▸ SOURCE EXTRACT:
Updated: Mar 22, 2023



I first encountered Tony Meeuwissen and his work a little under forty years ago. I had recently met, and fallen in love with, Tony’s fellow Folio artist, Don Cordery, and one of the first times we sallied out together was north-westwards, in Don’s pale green Citroen Dyane, to a party at Tony’s home in Stroud.

Tony lived at that time in a small flat in The Castle, an imposing three-storey Georgian house set down in a hollow at the end of one of Stroud’s vertiginous and unreasonably narrow streets. The vestibule and stairs held the half-expected aroma of warm toast and patchouli, commingled with coffee and, perhaps, tobacco. Winding upwards, dark and labyrinthine, the stairs finally led us to Tony's door. Inside, I felt rather shy and somewhat overwhelmed. But, gazing around, I was utterly transfixed by what I saw! This was a cave of delights, an overflowing cornucopia, a conjuror’s box of tricks!


Every wall was tightly hung with Tony's jewel-like paintings of beasts and birds ...



... and with myriad books tightly shelved. Everywhere, objets d'art, ephemera, pen & ink drawings, simulacra ...















... watercolour & gouache roughs, designs for book jackets and album covers, for matchboxes, ink bottles, children’s books …



Close to one of the sash windows a glossy black cat lay sleeping under a black & white wall rug. The weave showed a midnight tapir reflected in moonlit water and was fashioned by Tony’s lovely half-French girlfriend Marie. The design was, I learned later, based on the logo Tony had produced for his agency, Folio (see here). The device was later used as a design in The Key of the Kingdom ‘Transformation Card’ pack produced for the Victoria & Albert Museum.



But to Tony himself! There he was, a small dark-curled man with quizzical eyes and a voice redolent of a rather hesitant ‘speaking’ bird … as distinct as a parakeet, zany perhaps like a mynah but then as soft and as mesmerising as a lyrebird. Hospitable and vague, he seemed ill at ease and yet totally at home in himself. He had something of the air of a young Lionel Blair crossed with an early-twentieth century Western rascal guru, weaving Sufi riddles and puzzles into the rarefied and scented atmosphere.


Tony's work surely demonstrated that same spirit! Familiar objects shown to be doing unfamiliar things! Nothing was as it appeared! How, I wondered, did he ‘become’ the man and the artist he now was?


Tony was born in Croydon in 1938, the year before the outbreak of World War II. His surname (pronounced May-vissen) originates from the family of his Dutch grandfather.

▸ REQUIRED ACTIONS:
a) In the recollection of Tony Meeuwissen, what car did Don Cordery drive to the party in Stroud?
b) Carry on the recollection of Tony Meeuwissen from its last sentence.

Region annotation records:
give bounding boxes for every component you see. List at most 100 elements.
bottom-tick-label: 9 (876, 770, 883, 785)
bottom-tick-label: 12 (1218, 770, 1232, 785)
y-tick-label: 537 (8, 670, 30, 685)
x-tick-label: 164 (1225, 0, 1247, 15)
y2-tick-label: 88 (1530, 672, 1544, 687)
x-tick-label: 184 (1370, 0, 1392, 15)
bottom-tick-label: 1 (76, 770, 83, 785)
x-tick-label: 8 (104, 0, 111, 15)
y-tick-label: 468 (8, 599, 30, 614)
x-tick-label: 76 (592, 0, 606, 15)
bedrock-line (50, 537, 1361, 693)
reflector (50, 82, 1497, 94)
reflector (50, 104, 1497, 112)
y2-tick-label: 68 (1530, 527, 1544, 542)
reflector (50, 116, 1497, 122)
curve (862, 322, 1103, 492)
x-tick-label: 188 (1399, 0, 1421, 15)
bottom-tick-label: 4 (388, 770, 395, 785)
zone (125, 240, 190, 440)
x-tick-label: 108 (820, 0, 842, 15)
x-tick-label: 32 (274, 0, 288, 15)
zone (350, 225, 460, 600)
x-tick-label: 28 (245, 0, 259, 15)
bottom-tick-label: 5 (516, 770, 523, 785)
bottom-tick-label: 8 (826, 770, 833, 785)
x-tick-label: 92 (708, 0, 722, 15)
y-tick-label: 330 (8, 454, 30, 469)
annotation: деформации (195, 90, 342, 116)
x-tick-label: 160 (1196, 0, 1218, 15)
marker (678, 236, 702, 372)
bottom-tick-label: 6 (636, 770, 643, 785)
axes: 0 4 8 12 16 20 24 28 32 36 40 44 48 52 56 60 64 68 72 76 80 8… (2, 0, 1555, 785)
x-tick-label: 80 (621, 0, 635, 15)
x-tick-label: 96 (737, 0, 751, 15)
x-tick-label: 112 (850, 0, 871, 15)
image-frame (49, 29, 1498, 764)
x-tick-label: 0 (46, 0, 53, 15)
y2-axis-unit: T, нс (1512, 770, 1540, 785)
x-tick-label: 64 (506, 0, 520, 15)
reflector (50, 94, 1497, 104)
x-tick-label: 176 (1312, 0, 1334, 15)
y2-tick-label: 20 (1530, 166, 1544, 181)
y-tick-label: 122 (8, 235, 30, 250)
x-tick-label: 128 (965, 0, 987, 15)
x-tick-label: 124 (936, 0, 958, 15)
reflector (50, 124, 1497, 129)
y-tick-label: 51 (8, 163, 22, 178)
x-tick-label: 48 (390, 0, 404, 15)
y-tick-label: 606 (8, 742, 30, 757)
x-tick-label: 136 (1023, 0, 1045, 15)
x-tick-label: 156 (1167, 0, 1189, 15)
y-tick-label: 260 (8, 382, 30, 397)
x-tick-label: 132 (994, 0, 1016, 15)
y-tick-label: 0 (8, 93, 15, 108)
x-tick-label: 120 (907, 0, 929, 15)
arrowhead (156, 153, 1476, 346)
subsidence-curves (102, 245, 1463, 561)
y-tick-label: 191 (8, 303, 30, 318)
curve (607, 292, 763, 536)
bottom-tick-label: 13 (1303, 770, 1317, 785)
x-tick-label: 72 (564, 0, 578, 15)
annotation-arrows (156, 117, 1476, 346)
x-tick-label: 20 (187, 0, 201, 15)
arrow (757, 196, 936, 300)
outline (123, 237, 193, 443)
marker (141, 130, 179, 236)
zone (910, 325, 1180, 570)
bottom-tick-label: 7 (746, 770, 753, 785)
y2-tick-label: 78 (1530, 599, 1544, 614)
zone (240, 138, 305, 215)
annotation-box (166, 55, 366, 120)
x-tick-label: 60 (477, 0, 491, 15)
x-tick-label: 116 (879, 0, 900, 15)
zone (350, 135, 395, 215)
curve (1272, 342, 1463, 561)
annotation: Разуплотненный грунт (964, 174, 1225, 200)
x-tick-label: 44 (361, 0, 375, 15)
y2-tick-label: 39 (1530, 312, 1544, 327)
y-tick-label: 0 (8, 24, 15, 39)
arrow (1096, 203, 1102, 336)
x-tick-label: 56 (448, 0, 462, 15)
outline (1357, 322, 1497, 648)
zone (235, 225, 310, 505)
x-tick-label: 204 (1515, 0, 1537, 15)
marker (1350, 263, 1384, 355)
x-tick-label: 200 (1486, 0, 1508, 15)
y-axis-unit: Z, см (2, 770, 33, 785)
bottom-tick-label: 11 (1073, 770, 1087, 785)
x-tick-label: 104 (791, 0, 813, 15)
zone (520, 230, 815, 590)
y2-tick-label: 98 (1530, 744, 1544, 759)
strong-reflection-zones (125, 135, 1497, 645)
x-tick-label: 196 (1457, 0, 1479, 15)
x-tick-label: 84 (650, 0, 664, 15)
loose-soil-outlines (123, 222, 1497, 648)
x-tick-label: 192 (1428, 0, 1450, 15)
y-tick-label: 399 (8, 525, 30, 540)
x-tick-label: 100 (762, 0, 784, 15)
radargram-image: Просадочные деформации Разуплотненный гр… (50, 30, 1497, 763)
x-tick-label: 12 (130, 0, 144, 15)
--
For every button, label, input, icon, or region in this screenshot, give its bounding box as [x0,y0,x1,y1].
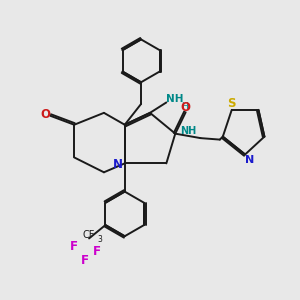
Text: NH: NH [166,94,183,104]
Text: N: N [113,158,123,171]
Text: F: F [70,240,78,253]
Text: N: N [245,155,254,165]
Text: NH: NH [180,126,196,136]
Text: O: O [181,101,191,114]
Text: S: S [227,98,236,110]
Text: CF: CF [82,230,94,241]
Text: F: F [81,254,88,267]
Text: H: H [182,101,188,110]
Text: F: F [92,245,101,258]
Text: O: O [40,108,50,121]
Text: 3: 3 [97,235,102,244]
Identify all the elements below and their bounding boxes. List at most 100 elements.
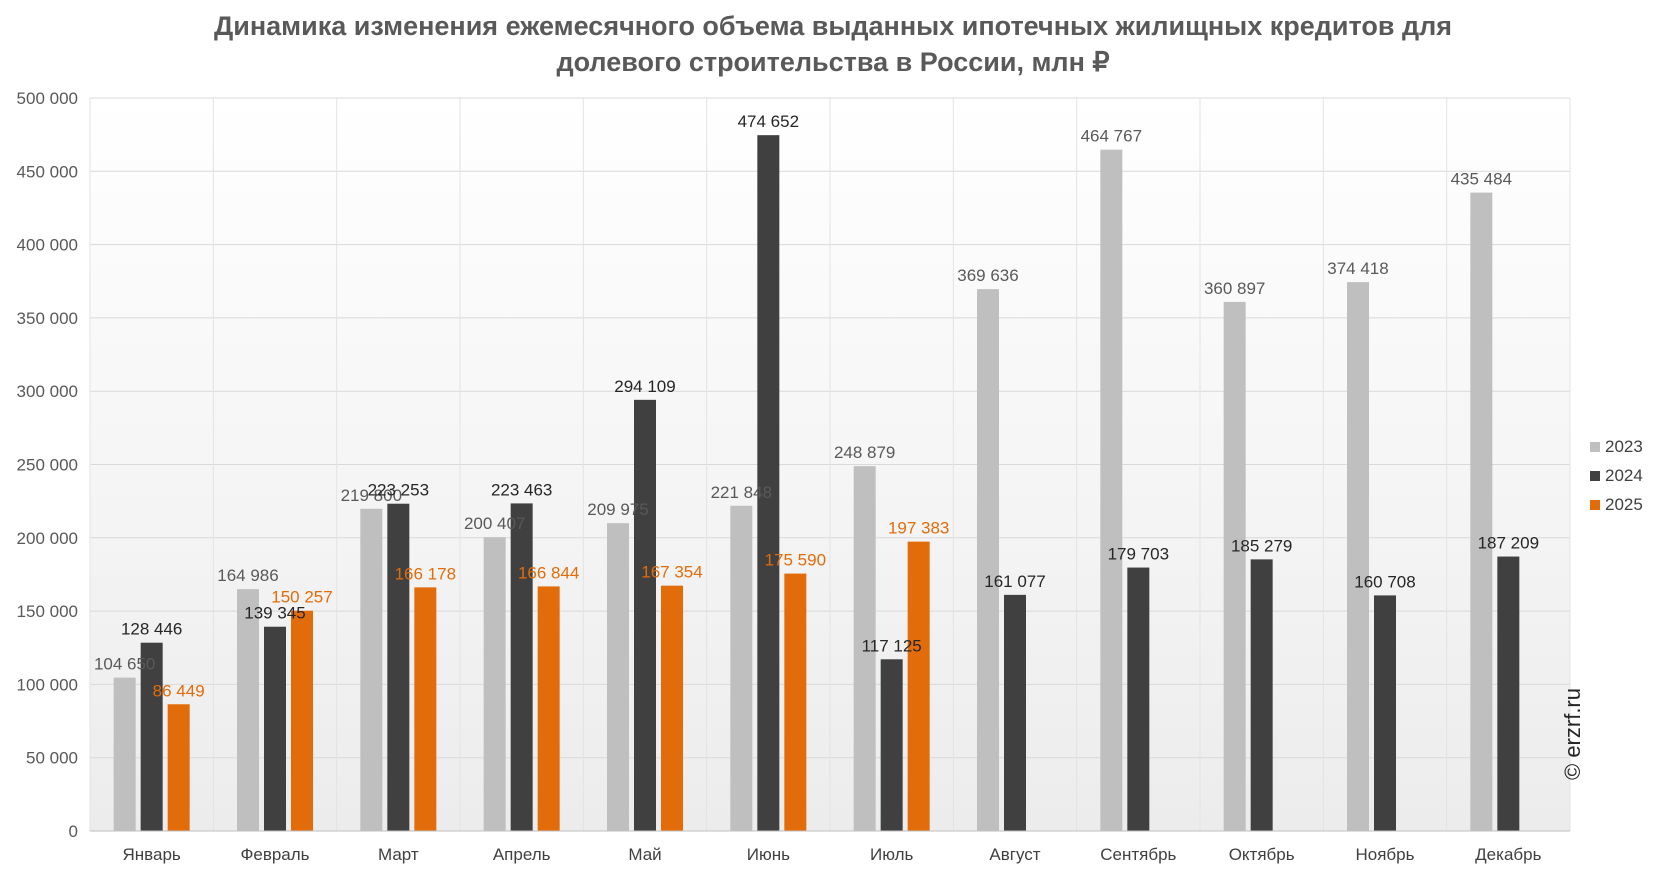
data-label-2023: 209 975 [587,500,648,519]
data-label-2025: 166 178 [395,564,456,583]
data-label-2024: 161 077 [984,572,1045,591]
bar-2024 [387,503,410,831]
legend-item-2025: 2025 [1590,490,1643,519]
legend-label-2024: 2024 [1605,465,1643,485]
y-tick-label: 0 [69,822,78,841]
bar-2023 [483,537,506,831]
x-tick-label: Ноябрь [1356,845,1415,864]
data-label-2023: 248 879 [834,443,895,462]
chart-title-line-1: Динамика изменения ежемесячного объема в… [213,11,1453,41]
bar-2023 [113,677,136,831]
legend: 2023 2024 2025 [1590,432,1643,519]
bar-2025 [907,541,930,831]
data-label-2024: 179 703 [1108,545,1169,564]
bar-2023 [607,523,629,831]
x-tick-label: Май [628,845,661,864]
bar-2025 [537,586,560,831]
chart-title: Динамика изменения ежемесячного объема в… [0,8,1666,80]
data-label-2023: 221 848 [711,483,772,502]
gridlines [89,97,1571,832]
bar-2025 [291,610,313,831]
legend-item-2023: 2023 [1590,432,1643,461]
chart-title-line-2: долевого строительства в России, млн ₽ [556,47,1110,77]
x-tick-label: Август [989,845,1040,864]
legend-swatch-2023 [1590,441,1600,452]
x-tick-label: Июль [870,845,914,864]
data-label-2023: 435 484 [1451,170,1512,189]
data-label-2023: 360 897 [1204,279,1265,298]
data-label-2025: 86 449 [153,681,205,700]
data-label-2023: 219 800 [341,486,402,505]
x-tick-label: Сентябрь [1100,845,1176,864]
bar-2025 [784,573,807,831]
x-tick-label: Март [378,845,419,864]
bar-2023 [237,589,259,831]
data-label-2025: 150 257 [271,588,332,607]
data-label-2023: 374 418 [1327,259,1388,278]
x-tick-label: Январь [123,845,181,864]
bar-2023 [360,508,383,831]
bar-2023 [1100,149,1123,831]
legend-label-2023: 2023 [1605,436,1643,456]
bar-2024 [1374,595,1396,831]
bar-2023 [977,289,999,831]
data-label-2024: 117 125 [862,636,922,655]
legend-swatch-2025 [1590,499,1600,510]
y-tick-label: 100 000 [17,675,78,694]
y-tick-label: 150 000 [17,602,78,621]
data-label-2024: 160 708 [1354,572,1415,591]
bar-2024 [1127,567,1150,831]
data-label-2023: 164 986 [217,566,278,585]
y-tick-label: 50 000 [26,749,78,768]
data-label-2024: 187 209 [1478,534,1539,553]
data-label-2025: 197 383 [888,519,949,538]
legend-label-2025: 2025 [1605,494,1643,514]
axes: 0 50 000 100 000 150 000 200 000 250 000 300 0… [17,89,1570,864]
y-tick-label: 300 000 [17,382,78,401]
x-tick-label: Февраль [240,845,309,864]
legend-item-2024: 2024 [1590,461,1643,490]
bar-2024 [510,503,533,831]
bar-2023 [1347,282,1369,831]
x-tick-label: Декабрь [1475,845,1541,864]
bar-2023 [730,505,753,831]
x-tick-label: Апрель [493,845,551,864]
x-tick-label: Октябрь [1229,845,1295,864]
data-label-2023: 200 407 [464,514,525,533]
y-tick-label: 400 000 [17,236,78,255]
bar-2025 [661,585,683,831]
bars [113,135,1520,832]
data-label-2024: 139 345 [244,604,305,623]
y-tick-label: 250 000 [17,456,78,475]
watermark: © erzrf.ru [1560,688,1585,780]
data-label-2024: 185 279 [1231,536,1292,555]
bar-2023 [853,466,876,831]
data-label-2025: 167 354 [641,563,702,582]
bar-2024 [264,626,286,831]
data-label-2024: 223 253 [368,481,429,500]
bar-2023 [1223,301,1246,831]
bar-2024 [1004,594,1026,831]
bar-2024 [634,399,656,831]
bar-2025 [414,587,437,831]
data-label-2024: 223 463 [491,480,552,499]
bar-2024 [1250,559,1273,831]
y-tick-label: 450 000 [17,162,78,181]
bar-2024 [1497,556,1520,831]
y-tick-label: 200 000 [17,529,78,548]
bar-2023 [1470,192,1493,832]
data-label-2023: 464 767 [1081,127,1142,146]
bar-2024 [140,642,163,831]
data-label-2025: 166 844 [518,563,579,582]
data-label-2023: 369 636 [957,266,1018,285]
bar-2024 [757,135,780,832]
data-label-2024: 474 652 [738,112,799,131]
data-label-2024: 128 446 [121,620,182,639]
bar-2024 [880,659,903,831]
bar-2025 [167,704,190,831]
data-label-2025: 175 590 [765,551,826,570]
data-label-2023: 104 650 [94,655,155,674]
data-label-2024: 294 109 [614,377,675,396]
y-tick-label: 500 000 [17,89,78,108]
--
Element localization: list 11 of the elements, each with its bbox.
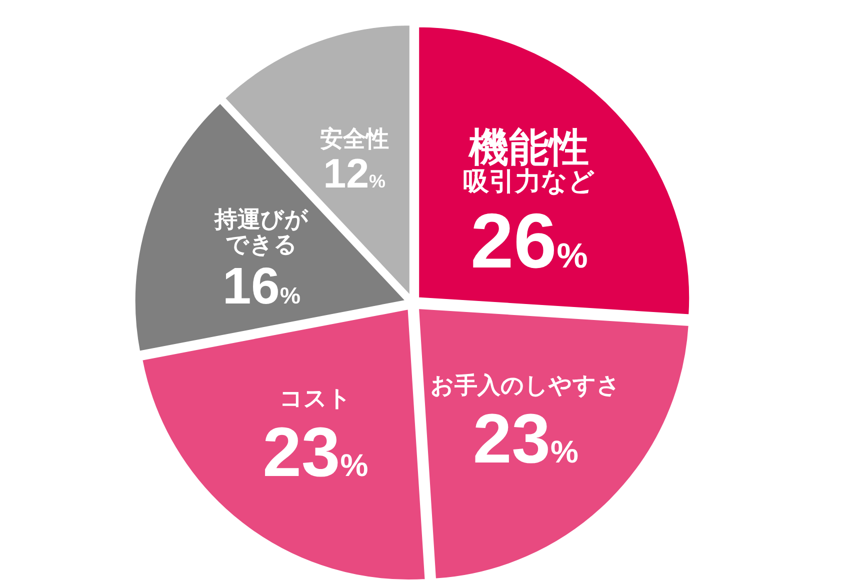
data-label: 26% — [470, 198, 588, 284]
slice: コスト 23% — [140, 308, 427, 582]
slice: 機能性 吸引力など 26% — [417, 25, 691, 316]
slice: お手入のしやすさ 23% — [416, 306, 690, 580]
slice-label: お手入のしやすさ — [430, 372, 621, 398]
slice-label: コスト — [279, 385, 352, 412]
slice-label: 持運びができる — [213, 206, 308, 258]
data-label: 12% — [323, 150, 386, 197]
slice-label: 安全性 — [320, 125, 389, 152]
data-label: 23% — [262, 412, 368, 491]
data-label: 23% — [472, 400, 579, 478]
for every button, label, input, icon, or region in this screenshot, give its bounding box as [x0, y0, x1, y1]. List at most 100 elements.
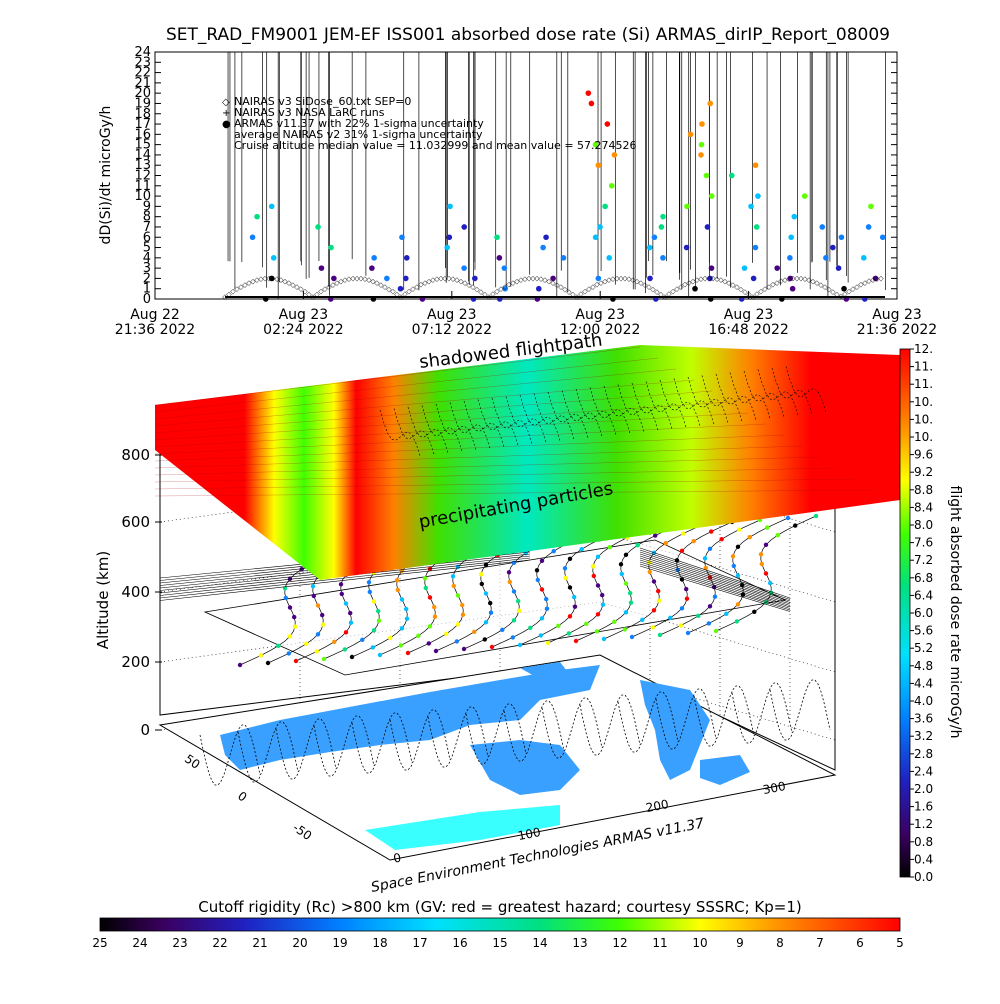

▸ THE RESULTS:
a) A pale green Citroen Dyane.

b)
He was awarded a place at the grammar school in Egham at the age of twelve, leaving again at sixteen having found drawing and painting to be his real and only passion.


His artistic influences throughout that time were, among others (l-r) Gerard Hoffnung, Maurits Escher, Paul Klee, Rene Magritte, Mervyn Peake and Marc Chagall.









And not to be omitted is Edward Julius Detmold (1883-1957), the prolific and enchanting watercolourist, printmaker and illustrator.












After six years' apprenticeship in both the art and layout departments of a North London studio named Theatre Publicity (later taken over by Rank Screen Services), he worked for the next few years as an art director in London advertising agencies. He found himself, in 1965, at Gerald Green Associates. Here he met Al Vandenberg, creative director and reportage photographer. Tony has said since that he regards Vandenberg as his only teacher.


Vandenberg subsequently introduced Tony to Michael Cooper, who had photographed the cover of The Beatles’ Sgt. Pepper’s Lonely Hearts Club Band and had, in fact, been influential in the cover’s overall concept. In 1967 Cooper commissioned him to create a border for The Rolling Stones’ album Their Satanic Majesties Request. Tony produced a landscape embracing the four elements of earth, water, air and fire and, although he was not altogether happy with it, the painting appeared on the back cover of the album.



In the years that followed Tony made contact with the art directors of The Sunday Times colour supplement, Penguin Books and Radio Times, becoming a regular contributor to all three.



Thus began a freelance career that continues today. Mike Dempsey, in an article in Eye Magazine, said,

"By 1972 he was in great demand. He had thirteen pieces of work in the D&AD Annual that year and was working for Island Records, Penguin Books, Lloyds Bank, Transatlantic Records, Music Sales, BBC Publications and Kinney Records, for which he won his first D&AD Gold Award."



This record label for Transatlantic Records won Tony a D&AD silver award in 1972. D&AD (Designers and Art Directors Association) is an education charity that promotes and enables excellence in design and advertising







Represented by Folio Illustration & Animation Agency (folioart.co.uk) from about 1976, he has received more honours since then for his work.


1983 saw Tony’s design for the Christmas stamps issued by The Royal Mail.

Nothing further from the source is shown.